▶ [WHAT YOU WILL DO]
Extract every entry word for word.

Data excerpts
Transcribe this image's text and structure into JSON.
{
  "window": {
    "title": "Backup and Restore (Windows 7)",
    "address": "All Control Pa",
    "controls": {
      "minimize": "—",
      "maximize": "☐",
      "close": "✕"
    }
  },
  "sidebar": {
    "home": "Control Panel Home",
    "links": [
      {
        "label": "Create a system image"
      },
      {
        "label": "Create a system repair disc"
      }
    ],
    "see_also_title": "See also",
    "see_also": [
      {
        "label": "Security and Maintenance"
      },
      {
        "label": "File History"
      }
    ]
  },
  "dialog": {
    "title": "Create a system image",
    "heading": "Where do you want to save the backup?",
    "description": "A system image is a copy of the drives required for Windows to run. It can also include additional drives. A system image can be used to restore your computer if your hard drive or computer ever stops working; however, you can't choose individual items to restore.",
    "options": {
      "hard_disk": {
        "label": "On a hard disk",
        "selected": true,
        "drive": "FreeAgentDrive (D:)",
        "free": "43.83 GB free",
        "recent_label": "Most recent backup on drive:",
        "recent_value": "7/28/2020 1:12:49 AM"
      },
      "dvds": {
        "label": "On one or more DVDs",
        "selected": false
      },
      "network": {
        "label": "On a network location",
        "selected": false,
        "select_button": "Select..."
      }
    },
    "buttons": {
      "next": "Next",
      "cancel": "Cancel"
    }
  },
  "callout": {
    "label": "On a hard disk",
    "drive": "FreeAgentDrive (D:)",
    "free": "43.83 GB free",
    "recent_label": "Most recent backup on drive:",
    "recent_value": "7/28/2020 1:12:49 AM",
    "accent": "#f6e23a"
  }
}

▶ [TASK RESPONSE]
Transcribe this image's text and structure into JSON.
{
  "window": {
    "title": "Backup and Restore (Windows 7)",
    "address": "All Control Pa",
    "controls": {
      "minimize": "—",
      "maximize": "☐",
      "close": "✕"
    }
  },
  "sidebar": {
    "home": "Control Panel Home",
    "links": [
      {
        "label": "Create a system image"
      },
      {
        "label": "Create a system repair disc"
      }
    ],
    "see_also_title": "See also",
    "see_also": [
      {
        "label": "Security and Maintenance"
      },
      {
        "label": "File History"
      }
    ]
  },
  "dialog": {
    "title": "Create a system image",
    "heading": "Where do you want to save the backup?",
    "description": "A system image is a copy of the drives required for Windows to run. It can also include additional drives. A system image can be used to restore your computer if your hard drive or computer ever stops working; however, you can't choose individual items to restore.",
    "options": {
      "hard_disk": {
        "label": "On a hard disk",
        "selected": true,
        "drive": "FreeAgentDrive (D:)",
        "free": "43.83 GB free",
        "recent_label": "Most recent backup on drive:",
        "recent_value": "7/28/2020 1:12:49 AM"
      },
      "dvds": {
        "label": "On one or more DVDs",
        "selected": false
      },
      "network": {
        "label": "On a network location",
        "selected": false,
        "select_button": "Select..."
      }
    },
    "buttons": {
      "next": "Next",
      "cancel": "Cancel"
    }
  },
  "callout": {
    "label": "On a hard disk",
    "drive": "FreeAgentDrive (D:)",
    "free": "43.83 GB free",
    "recent_label": "Most recent backup on drive:",
    "recent_value": "7/28/2020 1:12:49 AM",
    "accent": "#f6e23a"
  }
}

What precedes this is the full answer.